— begin —
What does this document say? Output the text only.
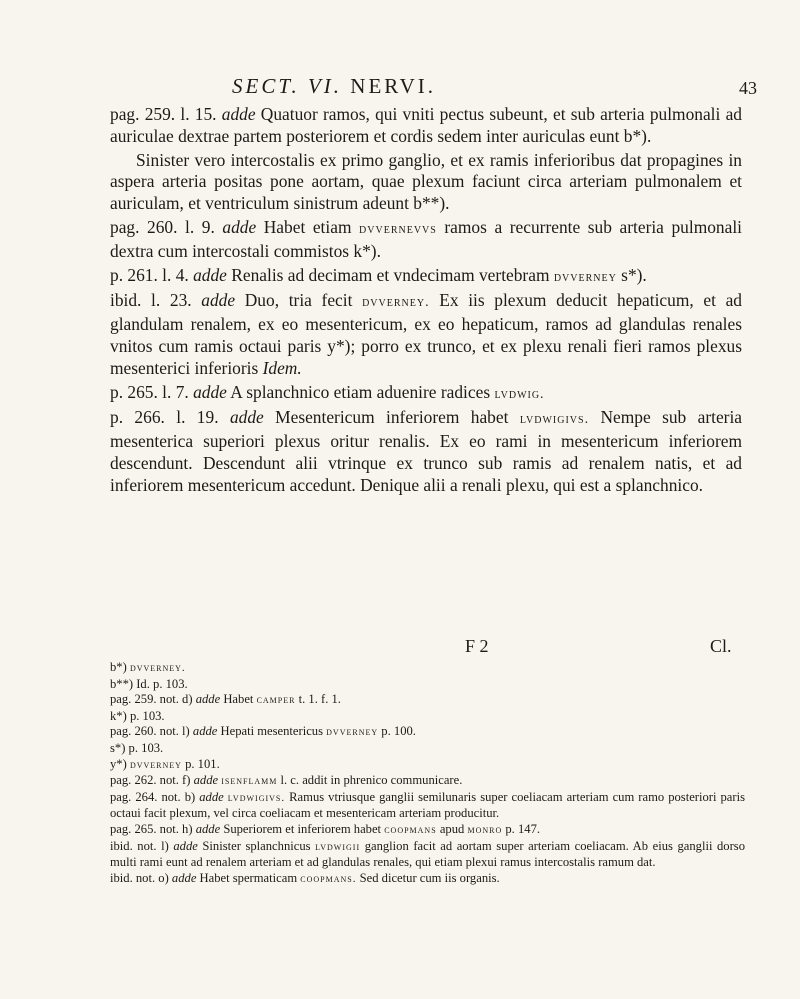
SECT. VI. NERVI.	43

pag. 259. l. 15. adde Quatuor ramos, qui vniti pectus subeunt, et sub arteria pulmonali ad auriculae dextrae partem posteriorem et cordis sedem inter auriculas eunt b*).

Sinister vero intercostalis ex primo ganglio, et ex ramis inferioribus dat propagines in aspera arteria positas pone aortam, quae plexum faciunt circa arteriam pulmonalem et auriculam, et ventriculum sinistrum adeunt b**).

pag. 260. l. 9. adde Habet etiam dvvernevvs ramos a recurrente sub arteria pulmonali dextra cum intercostali commistos k*).

p. 261. l. 4. adde Renalis ad decimam et vndecimam vertebram dvverney s*).

ibid. l. 23. adde Duo, tria fecit dvverney. Ex iis plexum deducit hepaticum, et ad glandulam renalem, ex eo mesentericum, ex eo hepaticum, ramos ad glandulas renales vnitos cum ramis octaui paris y*); porro ex trunco, et ex plexu renali fieri ramos plexus mesenterici inferioris Idem.

p. 265. l. 7. adde A splanchnico etiam aduenire radices lvdwig.

p. 266. l. 19. adde Mesentericum inferiorem habet lvdwigivs. Nempe sub arteria mesenterica superiori plexus oritur renalis. Ex eo rami in mesentericum inferiorem descendunt. Descendunt alii vtrinque ex trunco sub ramis ad renalem natis, et ad inferiorem mesentericum accedunt. Denique alii a renali plexu, qui est a splanchnico.

F 2	Cl.

b*) dvverney.

b**) Id. p. 103.

pag. 259. not. d) adde Habet camper t. 1. f. 1.

k*) p. 103.

pag. 260. not. l) adde Hepati mesentericus dvverney p. 100.

s*) p. 103.

y*) dvverney p. 101.

pag. 262. not. f) adde isenflamm l. c. addit in phrenico communicare.

pag. 264. not. b) adde lvdwigivs. Ramus vtriusque ganglii semilunaris super coeliacam arteriam cum ramo posteriori paris octaui facit plexum, vel circa coeliacam et mesentericam arteriam producitur.

pag. 265. not. h) adde Superiorem et inferiorem habet coopmans apud monro p. 147.

ibid. not. l) adde Sinister splanchnicus lvdwigii ganglion facit ad aortam super arteriam coeliacam. Ab eius ganglii dorso multi rami eunt ad renalem arteriam et ad glandulas renales, qui etiam plexui ramus intercostalis ramum dat.

ibid. not. o) adde Habet spermaticam coopmans. Sed dicetur cum iis organis.
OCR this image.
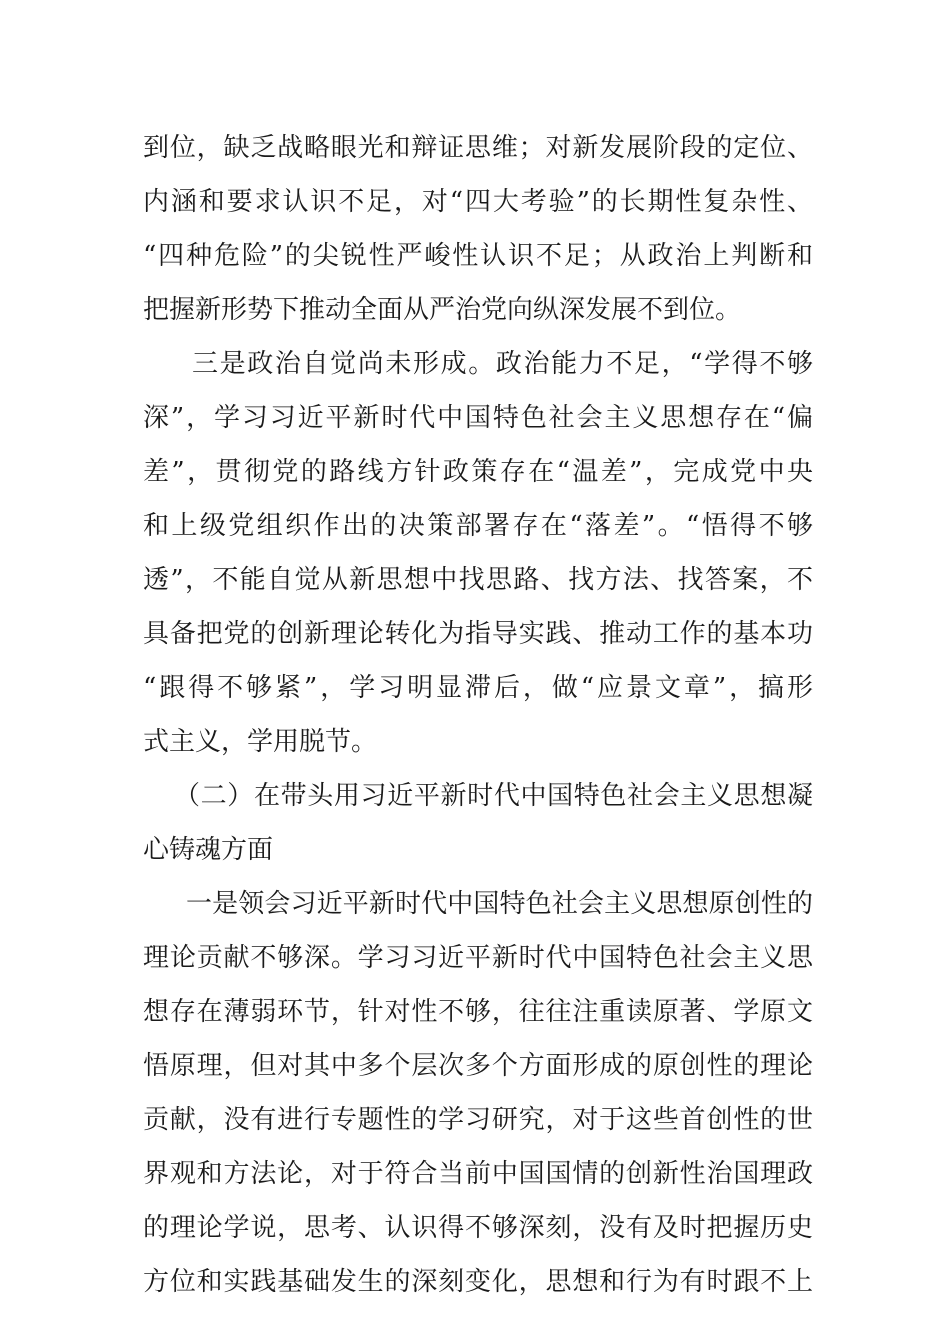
到位，缺乏战略眼光和辩证思维；对新发展阶段的定位、
内涵和要求认识不足，对“四大考验”的长期性复杂性、
“四种危险”的尖锐性严峻性认识不足；从政治上判断和
把握新形势下推动全面从严治党向纵深发展不到位。
三是政治自觉尚未形成。政治能力不足，“学得不够
深”，学习习近平新时代中国特色社会主义思想存在“偏
差”，贯彻党的路线方针政策存在“温差”，完成党中央
和上级党组织作出的决策部署存在“落差”。“悟得不够
透”，不能自觉从新思想中找思路、找方法、找答案，不
具备把党的创新理论转化为指导实践、推动工作的基本功
“跟得不够紧”，学习明显滞后，做“应景文章”，搞形
式主义，学用脱节。
（二）在带头用习近平新时代中国特色社会主义思想凝
心铸魂方面
一是领会习近平新时代中国特色社会主义思想原创性的
理论贡献不够深。学习习近平新时代中国特色社会主义思
想存在薄弱环节，针对性不够，往往注重读原著、学原文
悟原理，但对其中多个层次多个方面形成的原创性的理论
贡献，没有进行专题性的学习研究，对于这些首创性的世
界观和方法论，对于符合当前中国国情的创新性治国理政
的理论学说，思考、认识得不够深刻，没有及时把握历史
方位和实践基础发生的深刻变化，思想和行为有时跟不上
— end —
_WHAT NEEDS TO BE DONE_: With pictures left out, repeat exactly the lines from the line bearing "OCR this image." through the final line of the records above.

_REPLY TO THE EXERCISE_:
OCR this image.
到位，缺乏战略眼光和辩证思维；对新发展阶段的定位、
内涵和要求认识不足，对“四大考验”的长期性复杂性、
“四种危险”的尖锐性严峻性认识不足；从政治上判断和
把握新形势下推动全面从严治党向纵深发展不到位。
三是政治自觉尚未形成。政治能力不足，“学得不够
深”，学习习近平新时代中国特色社会主义思想存在“偏
差”，贯彻党的路线方针政策存在“温差”，完成党中央
和上级党组织作出的决策部署存在“落差”。“悟得不够
透”，不能自觉从新思想中找思路、找方法、找答案，不
具备把党的创新理论转化为指导实践、推动工作的基本功
“跟得不够紧”，学习明显滞后，做“应景文章”，搞形
式主义，学用脱节。
（二）在带头用习近平新时代中国特色社会主义思想凝
心铸魂方面
一是领会习近平新时代中国特色社会主义思想原创性的
理论贡献不够深。学习习近平新时代中国特色社会主义思
想存在薄弱环节，针对性不够，往往注重读原著、学原文
悟原理，但对其中多个层次多个方面形成的原创性的理论
贡献，没有进行专题性的学习研究，对于这些首创性的世
界观和方法论，对于符合当前中国国情的创新性治国理政
的理论学说，思考、认识得不够深刻，没有及时把握历史
方位和实践基础发生的深刻变化，思想和行为有时跟不上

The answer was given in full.